··· Data records
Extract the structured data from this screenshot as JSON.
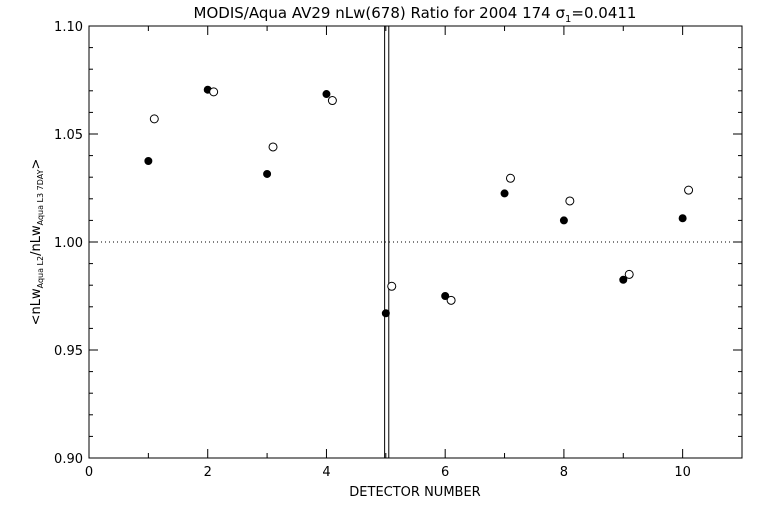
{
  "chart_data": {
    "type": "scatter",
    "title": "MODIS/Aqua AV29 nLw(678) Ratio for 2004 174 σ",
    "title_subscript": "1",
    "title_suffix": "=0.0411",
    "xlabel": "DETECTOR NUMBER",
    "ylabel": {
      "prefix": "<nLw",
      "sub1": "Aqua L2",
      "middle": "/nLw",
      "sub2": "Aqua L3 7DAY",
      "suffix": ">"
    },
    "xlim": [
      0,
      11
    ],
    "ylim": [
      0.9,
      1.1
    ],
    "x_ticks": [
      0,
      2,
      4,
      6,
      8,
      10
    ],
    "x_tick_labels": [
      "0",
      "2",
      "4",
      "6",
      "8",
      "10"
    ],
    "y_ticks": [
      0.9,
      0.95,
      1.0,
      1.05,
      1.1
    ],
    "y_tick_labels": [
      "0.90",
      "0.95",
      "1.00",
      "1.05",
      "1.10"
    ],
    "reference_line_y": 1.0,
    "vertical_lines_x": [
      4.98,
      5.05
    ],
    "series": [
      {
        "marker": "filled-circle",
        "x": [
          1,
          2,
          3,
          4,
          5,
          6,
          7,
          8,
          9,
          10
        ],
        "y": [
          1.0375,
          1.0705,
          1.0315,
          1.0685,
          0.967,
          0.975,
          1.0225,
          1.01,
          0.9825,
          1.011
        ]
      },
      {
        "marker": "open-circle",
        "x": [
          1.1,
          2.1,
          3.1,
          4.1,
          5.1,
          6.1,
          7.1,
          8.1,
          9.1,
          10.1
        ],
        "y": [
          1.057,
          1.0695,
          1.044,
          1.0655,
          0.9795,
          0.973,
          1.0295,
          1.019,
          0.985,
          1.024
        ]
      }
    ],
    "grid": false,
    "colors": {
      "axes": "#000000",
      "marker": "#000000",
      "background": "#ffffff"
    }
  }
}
······
== Work to be completed ==
Set the entries down again exactly. Do not include the images.

== Answer ==
Extract the structured data from this screenshot as JSON.
{
  "chart_data": {
    "type": "scatter",
    "title": "MODIS/Aqua AV29 nLw(678) Ratio for 2004 174 σ",
    "title_subscript": "1",
    "title_suffix": "=0.0411",
    "xlabel": "DETECTOR NUMBER",
    "ylabel": {
      "prefix": "<nLw",
      "sub1": "Aqua L2",
      "middle": "/nLw",
      "sub2": "Aqua L3 7DAY",
      "suffix": ">"
    },
    "xlim": [
      0,
      11
    ],
    "ylim": [
      0.9,
      1.1
    ],
    "x_ticks": [
      0,
      2,
      4,
      6,
      8,
      10
    ],
    "x_tick_labels": [
      "0",
      "2",
      "4",
      "6",
      "8",
      "10"
    ],
    "y_ticks": [
      0.9,
      0.95,
      1.0,
      1.05,
      1.1
    ],
    "y_tick_labels": [
      "0.90",
      "0.95",
      "1.00",
      "1.05",
      "1.10"
    ],
    "reference_line_y": 1.0,
    "vertical_lines_x": [
      4.98,
      5.05
    ],
    "series": [
      {
        "marker": "filled-circle",
        "x": [
          1,
          2,
          3,
          4,
          5,
          6,
          7,
          8,
          9,
          10
        ],
        "y": [
          1.0375,
          1.0705,
          1.0315,
          1.0685,
          0.967,
          0.975,
          1.0225,
          1.01,
          0.9825,
          1.011
        ]
      },
      {
        "marker": "open-circle",
        "x": [
          1.1,
          2.1,
          3.1,
          4.1,
          5.1,
          6.1,
          7.1,
          8.1,
          9.1,
          10.1
        ],
        "y": [
          1.057,
          1.0695,
          1.044,
          1.0655,
          0.9795,
          0.973,
          1.0295,
          1.019,
          0.985,
          1.024
        ]
      }
    ],
    "grid": false,
    "colors": {
      "axes": "#000000",
      "marker": "#000000",
      "background": "#ffffff"
    }
  }
}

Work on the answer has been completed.